_Information supplied_.

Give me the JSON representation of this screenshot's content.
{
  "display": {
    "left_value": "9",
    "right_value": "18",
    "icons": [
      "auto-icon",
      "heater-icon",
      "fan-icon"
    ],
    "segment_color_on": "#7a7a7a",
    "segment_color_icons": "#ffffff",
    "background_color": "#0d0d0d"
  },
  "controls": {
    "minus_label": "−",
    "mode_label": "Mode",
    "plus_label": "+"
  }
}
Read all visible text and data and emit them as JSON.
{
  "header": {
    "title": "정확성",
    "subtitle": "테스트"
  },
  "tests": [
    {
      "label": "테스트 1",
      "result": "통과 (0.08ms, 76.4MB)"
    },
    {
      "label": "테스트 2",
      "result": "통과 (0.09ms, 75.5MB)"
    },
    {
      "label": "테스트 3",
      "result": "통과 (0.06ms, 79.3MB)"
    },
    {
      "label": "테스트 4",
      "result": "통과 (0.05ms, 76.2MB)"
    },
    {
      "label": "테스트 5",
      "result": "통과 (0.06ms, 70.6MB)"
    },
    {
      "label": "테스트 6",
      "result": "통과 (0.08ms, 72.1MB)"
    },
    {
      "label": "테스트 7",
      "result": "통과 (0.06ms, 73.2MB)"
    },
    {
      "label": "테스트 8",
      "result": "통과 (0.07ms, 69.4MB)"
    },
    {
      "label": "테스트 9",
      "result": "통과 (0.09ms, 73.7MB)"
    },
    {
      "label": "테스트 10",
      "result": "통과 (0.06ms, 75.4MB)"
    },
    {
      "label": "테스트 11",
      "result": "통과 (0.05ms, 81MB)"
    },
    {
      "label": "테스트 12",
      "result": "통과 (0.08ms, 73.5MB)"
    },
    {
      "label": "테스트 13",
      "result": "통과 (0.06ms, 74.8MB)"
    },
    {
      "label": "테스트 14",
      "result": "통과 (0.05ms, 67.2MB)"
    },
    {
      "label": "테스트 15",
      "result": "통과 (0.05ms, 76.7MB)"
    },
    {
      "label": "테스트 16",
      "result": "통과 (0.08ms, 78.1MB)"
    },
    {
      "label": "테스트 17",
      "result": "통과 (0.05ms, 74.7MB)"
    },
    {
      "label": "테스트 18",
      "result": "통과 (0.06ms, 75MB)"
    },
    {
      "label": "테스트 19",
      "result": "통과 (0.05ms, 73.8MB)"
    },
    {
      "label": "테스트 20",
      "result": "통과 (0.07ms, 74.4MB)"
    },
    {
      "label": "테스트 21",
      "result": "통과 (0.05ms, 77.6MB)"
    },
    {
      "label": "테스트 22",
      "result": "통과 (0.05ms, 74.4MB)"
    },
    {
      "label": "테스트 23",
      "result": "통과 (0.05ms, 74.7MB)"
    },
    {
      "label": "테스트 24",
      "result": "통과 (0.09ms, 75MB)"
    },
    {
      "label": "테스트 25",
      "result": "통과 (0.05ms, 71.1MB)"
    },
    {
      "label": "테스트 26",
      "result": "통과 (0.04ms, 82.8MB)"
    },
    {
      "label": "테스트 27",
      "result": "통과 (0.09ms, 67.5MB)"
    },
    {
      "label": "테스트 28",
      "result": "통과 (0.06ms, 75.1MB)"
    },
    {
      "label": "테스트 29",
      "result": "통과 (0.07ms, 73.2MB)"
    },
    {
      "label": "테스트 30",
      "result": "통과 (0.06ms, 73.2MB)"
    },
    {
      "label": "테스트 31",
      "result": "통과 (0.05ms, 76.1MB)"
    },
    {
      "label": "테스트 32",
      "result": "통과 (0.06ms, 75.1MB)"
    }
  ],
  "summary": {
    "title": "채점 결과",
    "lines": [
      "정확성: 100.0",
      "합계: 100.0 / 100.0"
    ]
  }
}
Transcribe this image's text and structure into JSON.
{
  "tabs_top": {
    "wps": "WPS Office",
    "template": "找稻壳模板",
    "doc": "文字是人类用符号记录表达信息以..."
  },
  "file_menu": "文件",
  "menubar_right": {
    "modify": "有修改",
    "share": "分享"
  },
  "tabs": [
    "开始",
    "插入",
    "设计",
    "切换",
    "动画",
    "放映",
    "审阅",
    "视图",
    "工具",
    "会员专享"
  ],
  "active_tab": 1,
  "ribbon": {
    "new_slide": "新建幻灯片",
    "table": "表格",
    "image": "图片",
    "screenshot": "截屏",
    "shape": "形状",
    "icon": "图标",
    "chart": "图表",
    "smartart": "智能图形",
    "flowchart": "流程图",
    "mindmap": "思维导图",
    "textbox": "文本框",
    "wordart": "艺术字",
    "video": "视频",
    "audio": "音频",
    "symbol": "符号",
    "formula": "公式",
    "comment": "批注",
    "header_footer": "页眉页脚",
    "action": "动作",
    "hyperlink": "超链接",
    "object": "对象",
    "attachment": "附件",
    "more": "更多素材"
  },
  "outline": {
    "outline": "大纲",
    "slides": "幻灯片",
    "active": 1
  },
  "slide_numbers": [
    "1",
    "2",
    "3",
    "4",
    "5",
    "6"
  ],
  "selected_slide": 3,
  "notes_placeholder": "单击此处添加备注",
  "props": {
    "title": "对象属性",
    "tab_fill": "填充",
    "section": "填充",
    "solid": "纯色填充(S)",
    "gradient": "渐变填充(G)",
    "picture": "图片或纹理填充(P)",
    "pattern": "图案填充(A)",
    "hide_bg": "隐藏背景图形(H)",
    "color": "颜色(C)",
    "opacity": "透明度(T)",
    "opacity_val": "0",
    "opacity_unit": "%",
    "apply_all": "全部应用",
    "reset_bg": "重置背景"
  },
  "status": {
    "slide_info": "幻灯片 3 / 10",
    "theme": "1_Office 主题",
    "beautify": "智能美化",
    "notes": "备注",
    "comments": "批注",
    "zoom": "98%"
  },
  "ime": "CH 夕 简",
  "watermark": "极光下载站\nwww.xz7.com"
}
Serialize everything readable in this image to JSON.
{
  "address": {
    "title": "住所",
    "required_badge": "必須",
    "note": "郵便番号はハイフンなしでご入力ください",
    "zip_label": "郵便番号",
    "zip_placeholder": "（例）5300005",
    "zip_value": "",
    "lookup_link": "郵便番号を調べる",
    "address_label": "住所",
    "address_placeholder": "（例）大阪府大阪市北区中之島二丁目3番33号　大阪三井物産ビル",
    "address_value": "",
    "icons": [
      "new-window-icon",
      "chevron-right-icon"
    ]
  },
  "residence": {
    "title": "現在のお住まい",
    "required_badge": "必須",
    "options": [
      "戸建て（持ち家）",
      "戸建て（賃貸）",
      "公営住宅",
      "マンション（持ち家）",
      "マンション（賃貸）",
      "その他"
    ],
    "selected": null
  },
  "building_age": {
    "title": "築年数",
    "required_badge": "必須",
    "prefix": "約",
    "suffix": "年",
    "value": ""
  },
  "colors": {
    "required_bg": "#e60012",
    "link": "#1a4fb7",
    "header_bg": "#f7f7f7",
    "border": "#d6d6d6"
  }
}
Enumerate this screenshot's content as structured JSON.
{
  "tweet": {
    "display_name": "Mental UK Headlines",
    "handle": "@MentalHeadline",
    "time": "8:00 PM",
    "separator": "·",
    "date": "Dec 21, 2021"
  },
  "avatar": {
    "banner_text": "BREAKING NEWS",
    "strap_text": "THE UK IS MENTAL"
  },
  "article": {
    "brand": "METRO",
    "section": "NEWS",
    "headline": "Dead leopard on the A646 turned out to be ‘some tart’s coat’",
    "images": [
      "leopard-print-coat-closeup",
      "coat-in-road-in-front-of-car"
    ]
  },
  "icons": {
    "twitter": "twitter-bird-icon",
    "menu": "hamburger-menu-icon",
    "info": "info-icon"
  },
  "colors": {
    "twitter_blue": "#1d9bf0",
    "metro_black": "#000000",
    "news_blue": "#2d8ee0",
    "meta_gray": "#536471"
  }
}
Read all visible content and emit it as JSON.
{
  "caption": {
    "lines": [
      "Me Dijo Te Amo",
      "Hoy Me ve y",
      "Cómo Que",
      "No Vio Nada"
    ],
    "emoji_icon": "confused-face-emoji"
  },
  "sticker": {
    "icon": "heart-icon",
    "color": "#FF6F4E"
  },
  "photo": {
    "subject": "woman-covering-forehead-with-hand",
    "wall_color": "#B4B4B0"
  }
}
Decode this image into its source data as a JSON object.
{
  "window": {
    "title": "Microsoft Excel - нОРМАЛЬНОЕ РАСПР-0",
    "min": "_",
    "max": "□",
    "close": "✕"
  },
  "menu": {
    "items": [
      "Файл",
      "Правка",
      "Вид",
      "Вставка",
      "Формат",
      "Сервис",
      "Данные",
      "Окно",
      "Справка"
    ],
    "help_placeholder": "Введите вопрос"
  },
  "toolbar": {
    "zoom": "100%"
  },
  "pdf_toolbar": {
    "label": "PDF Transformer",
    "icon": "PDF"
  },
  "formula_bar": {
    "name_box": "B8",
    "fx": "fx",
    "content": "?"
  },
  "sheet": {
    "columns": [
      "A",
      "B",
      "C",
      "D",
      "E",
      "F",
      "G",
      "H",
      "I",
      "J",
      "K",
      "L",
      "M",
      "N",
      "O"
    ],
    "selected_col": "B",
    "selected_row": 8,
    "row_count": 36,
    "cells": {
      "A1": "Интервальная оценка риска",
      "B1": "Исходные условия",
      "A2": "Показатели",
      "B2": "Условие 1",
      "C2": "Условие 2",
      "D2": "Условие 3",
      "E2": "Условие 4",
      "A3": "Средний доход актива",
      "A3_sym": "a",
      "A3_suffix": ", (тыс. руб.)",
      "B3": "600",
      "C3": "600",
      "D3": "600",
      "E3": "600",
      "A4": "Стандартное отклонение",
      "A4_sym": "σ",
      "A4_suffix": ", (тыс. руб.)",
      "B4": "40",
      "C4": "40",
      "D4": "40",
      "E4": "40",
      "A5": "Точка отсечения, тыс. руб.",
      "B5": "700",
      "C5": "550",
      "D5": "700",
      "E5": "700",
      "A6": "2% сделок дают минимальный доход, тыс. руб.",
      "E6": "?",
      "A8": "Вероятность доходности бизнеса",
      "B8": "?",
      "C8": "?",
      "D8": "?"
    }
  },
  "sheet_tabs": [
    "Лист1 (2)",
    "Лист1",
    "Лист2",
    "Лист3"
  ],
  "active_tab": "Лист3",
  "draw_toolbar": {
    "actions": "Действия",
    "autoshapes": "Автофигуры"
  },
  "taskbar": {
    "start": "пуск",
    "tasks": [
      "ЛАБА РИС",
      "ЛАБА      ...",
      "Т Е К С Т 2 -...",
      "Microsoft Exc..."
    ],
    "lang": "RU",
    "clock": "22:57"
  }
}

_Problem description_.
Scan the records above for the string "data", then select every line that holds it.

_Completed exercise_.
Read all visible text and data and emit them as JSON.
Decode this image into its source data as a JSON object.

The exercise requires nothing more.